§ **Exercise material**:
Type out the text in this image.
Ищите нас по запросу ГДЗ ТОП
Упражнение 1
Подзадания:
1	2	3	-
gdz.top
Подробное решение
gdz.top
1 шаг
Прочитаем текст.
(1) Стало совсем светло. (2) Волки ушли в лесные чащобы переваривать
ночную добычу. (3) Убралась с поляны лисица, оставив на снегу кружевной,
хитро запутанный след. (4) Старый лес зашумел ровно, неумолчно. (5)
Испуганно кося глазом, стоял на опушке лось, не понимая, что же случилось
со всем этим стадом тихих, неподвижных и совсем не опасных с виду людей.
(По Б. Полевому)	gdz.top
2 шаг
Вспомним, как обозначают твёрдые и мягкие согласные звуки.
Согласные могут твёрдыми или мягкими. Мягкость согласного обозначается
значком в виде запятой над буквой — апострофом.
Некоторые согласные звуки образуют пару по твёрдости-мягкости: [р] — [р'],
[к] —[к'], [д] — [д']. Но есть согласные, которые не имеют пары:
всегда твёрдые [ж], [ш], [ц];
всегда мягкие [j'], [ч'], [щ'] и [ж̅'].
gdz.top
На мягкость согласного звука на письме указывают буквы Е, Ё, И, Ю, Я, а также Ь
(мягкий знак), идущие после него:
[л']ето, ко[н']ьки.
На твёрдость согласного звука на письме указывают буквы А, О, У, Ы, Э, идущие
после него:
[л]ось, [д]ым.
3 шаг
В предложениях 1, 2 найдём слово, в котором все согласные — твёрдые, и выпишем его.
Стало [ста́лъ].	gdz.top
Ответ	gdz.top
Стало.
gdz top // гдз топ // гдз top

§ **What to produce**: Your task is to output all of the data above word for word.

§ **Written answer**:
Type out the text in this image.
Ищите нас по запросу ГДЗ ТОП
Упражнение 1
Подзадания:
1	2	3	-
gdz.top
Подробное решение
gdz.top
1 шаг
Прочитаем текст.
(1) Стало совсем светло. (2) Волки ушли в лесные чащобы переваривать
ночную добычу. (3) Убралась с поляны лисица, оставив на снегу кружевной,
хитро запутанный след. (4) Старый лес зашумел ровно, неумолчно. (5)
Испуганно кося глазом, стоял на опушке лось, не понимая, что же случилось
со всем этим стадом тихих, неподвижных и совсем не опасных с виду людей.
(По Б. Полевому)	gdz.top
2 шаг
Вспомним, как обозначают твёрдые и мягкие согласные звуки.
Согласные могут твёрдыми или мягкими. Мягкость согласного обозначается
значком в виде запятой над буквой — апострофом.
Некоторые согласные звуки образуют пару по твёрдости-мягкости: [р] — [р'],
[к] —[к'], [д] — [д']. Но есть согласные, которые не имеют пары:
всегда твёрдые [ж], [ш], [ц];
всегда мягкие [j'], [ч'], [щ'] и [ж̅'].
gdz.top
На мягкость согласного звука на письме указывают буквы Е, Ё, И, Ю, Я, а также Ь
(мягкий знак), идущие после него:
[л']ето, ко[н']ьки.
На твёрдость согласного звука на письме указывают буквы А, О, У, Ы, Э, идущие
после него:
[л]ось, [д]ым.
3 шаг
В предложениях 1, 2 найдём слово, в котором все согласные — твёрдые, и выпишем его.
Стало [ста́лъ].	gdz.top
Ответ	gdz.top
Стало.
gdz top // гдз топ // гдз top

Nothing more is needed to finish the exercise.